Recorded data:
** START **

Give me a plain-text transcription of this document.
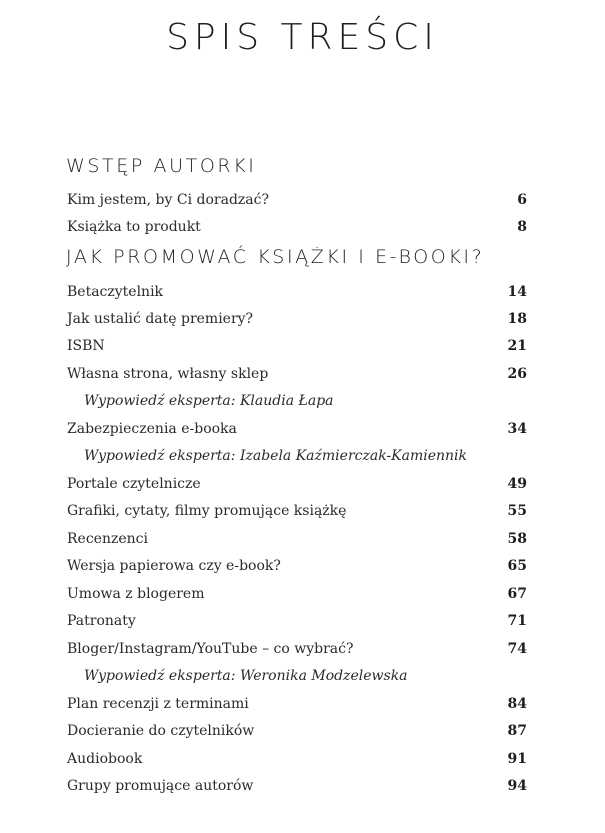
SPIS TREŚCI
WSTĘP AUTORKI
Kim jestem, by Ci doradzać?	6
Książka to produkt	8
JAK PROMOWAĆ KSIĄŻKI I E-BOOKI?
Betaczytelnik	14
Jak ustalić datę premiery?	18
ISBN	21
Własna strona, własny sklep	26
Wypowiedź eksperta: Klaudia Łapa
Zabezpieczenia e-booka	34
Wypowiedź eksperta: Izabela Kaźmierczak-Kamiennik
Portale czytelnicze	49
Grafiki, cytaty, filmy promujące książkę	55
Recenzenci	58
Wersja papierowa czy e-book?	65
Umowa z blogerem	67
Patronaty	71
Bloger/Instagram/YouTube – co wybrać?	74
Wypowiedź eksperta: Weronika Modzelewska
Plan recenzji z terminami	84
Docieranie do czytelników	87
Audiobook	91
Grupy promujące autorów	94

** END **

GIVEN EXERCISE:
Transcribe the material exactly, keeping every word and none of the pictures.

RESULT:
Give me a plain-text transcription of this document.
SPIS TREŚCI
WSTĘP AUTORKI
Kim jestem, by Ci doradzać?	6
Książka to produkt	8
JAK PROMOWAĆ KSIĄŻKI I E-BOOKI?
Betaczytelnik	14
Jak ustalić datę premiery?	18
ISBN	21
Własna strona, własny sklep	26
Wypowiedź eksperta: Klaudia Łapa
Zabezpieczenia e-booka	34
Wypowiedź eksperta: Izabela Kaźmierczak-Kamiennik
Portale czytelnicze	49
Grafiki, cytaty, filmy promujące książkę	55
Recenzenci	58
Wersja papierowa czy e-book?	65
Umowa z blogerem	67
Patronaty	71
Bloger/Instagram/YouTube – co wybrać?	74
Wypowiedź eksperta: Weronika Modzelewska
Plan recenzji z terminami	84
Docieranie do czytelników	87
Audiobook	91
Grupy promujące autorów	94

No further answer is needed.